▶ **Given problem**:
Gather all lines with the word "Left" in them.

▶ **Data lines**:
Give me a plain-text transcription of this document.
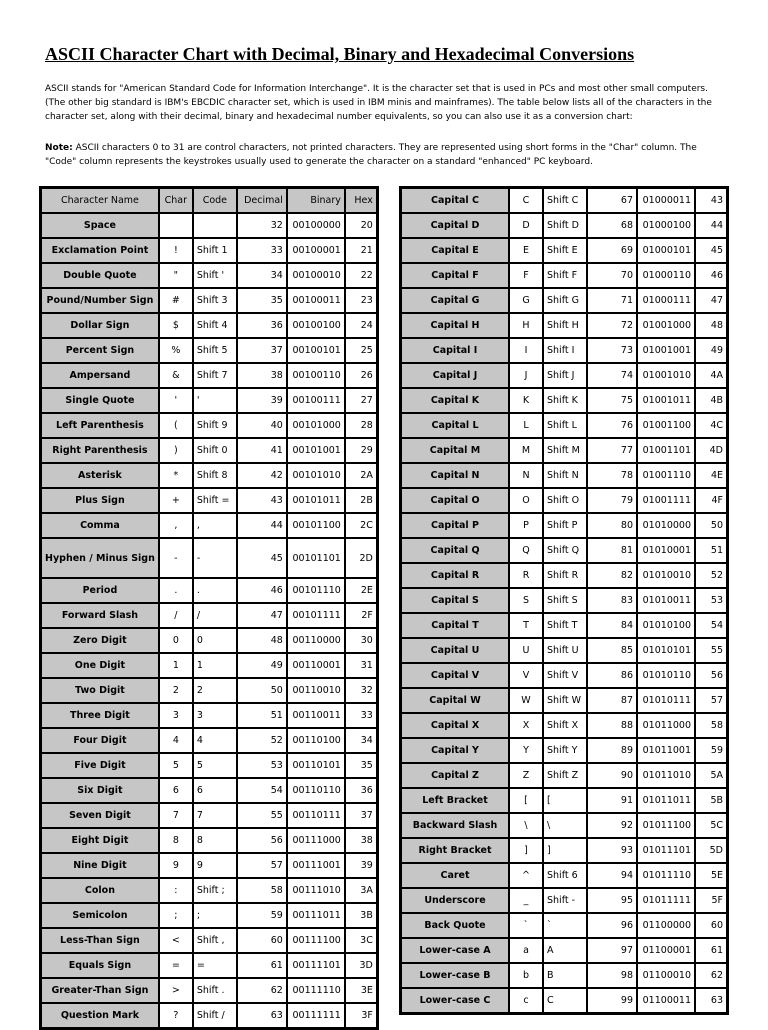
ASCII Character Chart with Decimal, Binary and Hexadecimal Conversions
ASCII stands for "American Standard Code for Information Interchange". It is the character set that is used in PCs and most other small computers. (The other big standard is IBM's EBCDIC character set, which is used in IBM minis and mainframes). The table below lists all of the characters in the character set, along with their decimal, binary and hexadecimal number equivalents, so you can also use it as a conversion chart:
Note: ASCII characters 0 to 31 are control characters, not printed characters. They are represented using short forms in the "Char" column. The "Code" column represents the keystrokes usually used to generate the character on a standard "enhanced" PC keyboard.
Character Name	Char	Code	Decimal	Binary	Hex
Space			32	00100000	20
Exclamation Point	!	Shift 1	33	00100001	21
Double Quote	"	Shift '	34	00100010	22
Pound/Number Sign	#	Shift 3	35	00100011	23
Dollar Sign	$	Shift 4	36	00100100	24
Percent Sign	%	Shift 5	37	00100101	25
Ampersand	&	Shift 7	38	00100110	26
Single Quote	'	'	39	00100111	27
Left Parenthesis	(	Shift 9	40	00101000	28
Right Parenthesis	)	Shift 0	41	00101001	29
Asterisk	*	Shift 8	42	00101010	2A
Plus Sign	+	Shift =	43	00101011	2B
Comma	,	,	44	00101100	2C
Hyphen / Minus Sign	-	-	45	00101101	2D
Period	.	.	46	00101110	2E
Forward Slash	/	/	47	00101111	2F
Zero Digit	0	0	48	00110000	30
One Digit	1	1	49	00110001	31
Two Digit	2	2	50	00110010	32
Three Digit	3	3	51	00110011	33
Four Digit	4	4	52	00110100	34
Five Digit	5	5	53	00110101	35
Six Digit	6	6	54	00110110	36
Seven Digit	7	7	55	00110111	37
Eight Digit	8	8	56	00111000	38
Nine Digit	9	9	57	00111001	39
Colon	:	Shift ;	58	00111010	3A
Semicolon	;	;	59	00111011	3B
Less-Than Sign	<	Shift ,	60	00111100	3C
Equals Sign	=	=	61	00111101	3D
Greater-Than Sign	>	Shift .	62	00111110	3E
Question Mark	?	Shift /	63	00111111	3F
Capital C	C	Shift C	67	01000011	43
Capital D	D	Shift D	68	01000100	44
Capital E	E	Shift E	69	01000101	45
Capital F	F	Shift F	70	01000110	46
Capital G	G	Shift G	71	01000111	47
Capital H	H	Shift H	72	01001000	48
Capital I	I	Shift I	73	01001001	49
Capital J	J	Shift J	74	01001010	4A
Capital K	K	Shift K	75	01001011	4B
Capital L	L	Shift L	76	01001100	4C
Capital M	M	Shift M	77	01001101	4D
Capital N	N	Shift N	78	01001110	4E
Capital O	O	Shift O	79	01001111	4F
Capital P	P	Shift P	80	01010000	50
Capital Q	Q	Shift Q	81	01010001	51
Capital R	R	Shift R	82	01010010	52
Capital S	S	Shift S	83	01010011	53
Capital T	T	Shift T	84	01010100	54
Capital U	U	Shift U	85	01010101	55
Capital V	V	Shift V	86	01010110	56
Capital W	W	Shift W	87	01010111	57
Capital X	X	Shift X	88	01011000	58
Capital Y	Y	Shift Y	89	01011001	59
Capital Z	Z	Shift Z	90	01011010	5A
Left Bracket	[	[	91	01011011	5B
Backward Slash	\	\	92	01011100	5C
Right Bracket	]	]	93	01011101	5D
Caret	^	Shift 6	94	01011110	5E
Underscore	_	Shift -	95	01011111	5F
Back Quote	`	`	96	01100000	60
Lower-case A	a	A	97	01100001	61
Lower-case B	b	B	98	01100010	62
Lower-case C	c	C	99	01100011	63
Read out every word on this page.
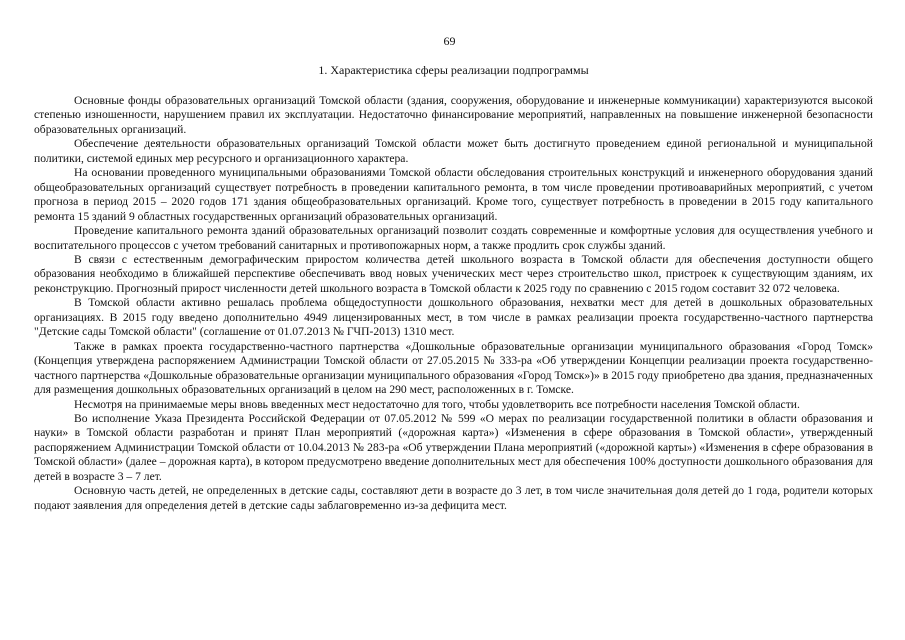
69
1. Характеристика сферы реализации подпрограммы

Основные фонды образовательных организаций Томской области (здания, сооружения, оборудование и инженерные коммуникации) характеризуются высокой степенью изношенности, нарушением правил их эксплуатации. Недостаточно финансирование мероприятий, направленных на повышение инженерной безопасности образовательных организаций.

Обеспечение деятельности образовательных организаций Томской области может быть достигнуто проведением единой региональной и муниципальной политики, системой единых мер ресурсного и организационного характера.

На основании проведенного муниципальными образованиями Томской области обследования строительных конструкций и инженерного оборудования зданий общеобразовательных организаций существует потребность в проведении капитального ремонта, в том числе проведении противоаварийных мероприятий, с учетом прогноза в период 2015 – 2020 годов 171 здания общеобразовательных организаций. Кроме того, существует потребность в проведении в 2015 году капитального ремонта 15 зданий 9 областных государственных организаций образовательных организаций.

Проведение капитального ремонта зданий образовательных организаций позволит создать современные и комфортные условия для осуществления учебного и воспитательного процессов с учетом требований санитарных и противопожарных норм, а также продлить срок службы зданий.

В связи с естественным демографическим приростом количества детей школьного возраста в Томской области для обеспечения доступности общего образования необходимо в ближайшей перспективе обеспечивать ввод новых ученических мест через строительство школ, пристроек к существующим зданиям, их реконструкцию. Прогнозный прирост численности детей школьного возраста в Томской области к 2025 году по сравнению с 2015 годом составит 32 072 человека.

В Томской области активно решалась проблема общедоступности дошкольного образования, нехватки мест для детей в дошкольных образовательных организациях. В 2015 году введено дополнительно 4949 лицензированных мест, в том числе в рамках реализации проекта государственно-частного партнерства "Детские сады Томской области" (соглашение от 01.07.2013 № ГЧП-2013) 1310 мест.

Также в рамках проекта государственно-частного партнерства «Дошкольные образовательные организации муниципального образования «Город Томск» (Концепция утверждена распоряжением Администрации Томской области от 27.05.2015 № 333-ра «Об утверждении Концепции реализации проекта государственно-частного партнерства «Дошкольные образовательные организации муниципального образования «Город Томск»)» в 2015 году приобретено два здания, предназначенных для размещения дошкольных образовательных организаций в целом на 290 мест, расположенных в г. Томске.

Несмотря на принимаемые меры вновь введенных мест недостаточно для того, чтобы удовлетворить все потребности населения Томской области.

Во исполнение Указа Президента Российской Федерации от 07.05.2012 № 599 «О мерах по реализации государственной политики в области образования и науки» в Томской области разработан и принят План мероприятий («дорожная карта») «Изменения в сфере образования в Томской области», утвержденный распоряжением Администрации Томской области от 10.04.2013 № 283-ра «Об утверждении Плана мероприятий («дорожной карты») «Изменения в сфере образования в Томской области» (далее – дорожная карта), в котором предусмотрено введение дополнительных мест для обеспечения 100% доступности дошкольного образования для детей в возрасте 3 – 7 лет.

Основную часть детей, не определенных в детские сады, составляют дети в возрасте до 3 лет, в том числе значительная доля детей до 1 года, родители которых подают заявления для определения детей в детские сады заблаговременно из-за дефицита мест.
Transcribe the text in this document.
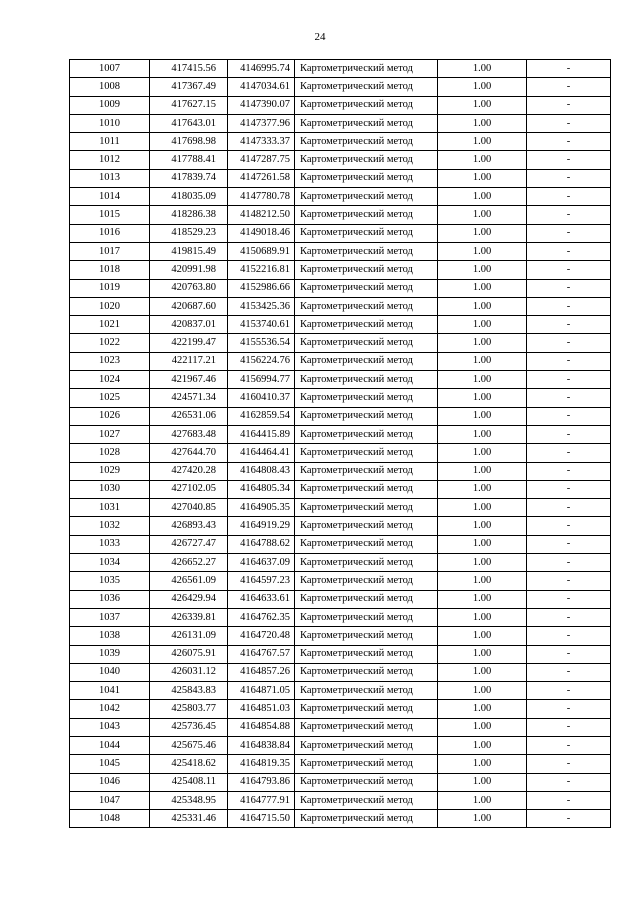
24
1007	417415.56	4146995.74	Картометрический метод	1.00	-
1008	417367.49	4147034.61	Картометрический метод	1.00	-
1009	417627.15	4147390.07	Картометрический метод	1.00	-
1010	417643.01	4147377.96	Картометрический метод	1.00	-
1011	417698.98	4147333.37	Картометрический метод	1.00	-
1012	417788.41	4147287.75	Картометрический метод	1.00	-
1013	417839.74	4147261.58	Картометрический метод	1.00	-
1014	418035.09	4147780.78	Картометрический метод	1.00	-
1015	418286.38	4148212.50	Картометрический метод	1.00	-
1016	418529.23	4149018.46	Картометрический метод	1.00	-
1017	419815.49	4150689.91	Картометрический метод	1.00	-
1018	420991.98	4152216.81	Картометрический метод	1.00	-
1019	420763.80	4152986.66	Картометрический метод	1.00	-
1020	420687.60	4153425.36	Картометрический метод	1.00	-
1021	420837.01	4153740.61	Картометрический метод	1.00	-
1022	422199.47	4155536.54	Картометрический метод	1.00	-
1023	422117.21	4156224.76	Картометрический метод	1.00	-
1024	421967.46	4156994.77	Картометрический метод	1.00	-
1025	424571.34	4160410.37	Картометрический метод	1.00	-
1026	426531.06	4162859.54	Картометрический метод	1.00	-
1027	427683.48	4164415.89	Картометрический метод	1.00	-
1028	427644.70	4164464.41	Картометрический метод	1.00	-
1029	427420.28	4164808.43	Картометрический метод	1.00	-
1030	427102.05	4164805.34	Картометрический метод	1.00	-
1031	427040.85	4164905.35	Картометрический метод	1.00	-
1032	426893.43	4164919.29	Картометрический метод	1.00	-
1033	426727.47	4164788.62	Картометрический метод	1.00	-
1034	426652.27	4164637.09	Картометрический метод	1.00	-
1035	426561.09	4164597.23	Картометрический метод	1.00	-
1036	426429.94	4164633.61	Картометрический метод	1.00	-
1037	426339.81	4164762.35	Картометрический метод	1.00	-
1038	426131.09	4164720.48	Картометрический метод	1.00	-
1039	426075.91	4164767.57	Картометрический метод	1.00	-
1040	426031.12	4164857.26	Картометрический метод	1.00	-
1041	425843.83	4164871.05	Картометрический метод	1.00	-
1042	425803.77	4164851.03	Картометрический метод	1.00	-
1043	425736.45	4164854.88	Картометрический метод	1.00	-
1044	425675.46	4164838.84	Картометрический метод	1.00	-
1045	425418.62	4164819.35	Картометрический метод	1.00	-
1046	425408.11	4164793.86	Картометрический метод	1.00	-
1047	425348.95	4164777.91	Картометрический метод	1.00	-
1048	425331.46	4164715.50	Картометрический метод	1.00	-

▶ **Solution to the problem**:
Left Parenthesis	(	Shift 9	40	00101000	28
Left Bracket	[	[	91	01011011	5B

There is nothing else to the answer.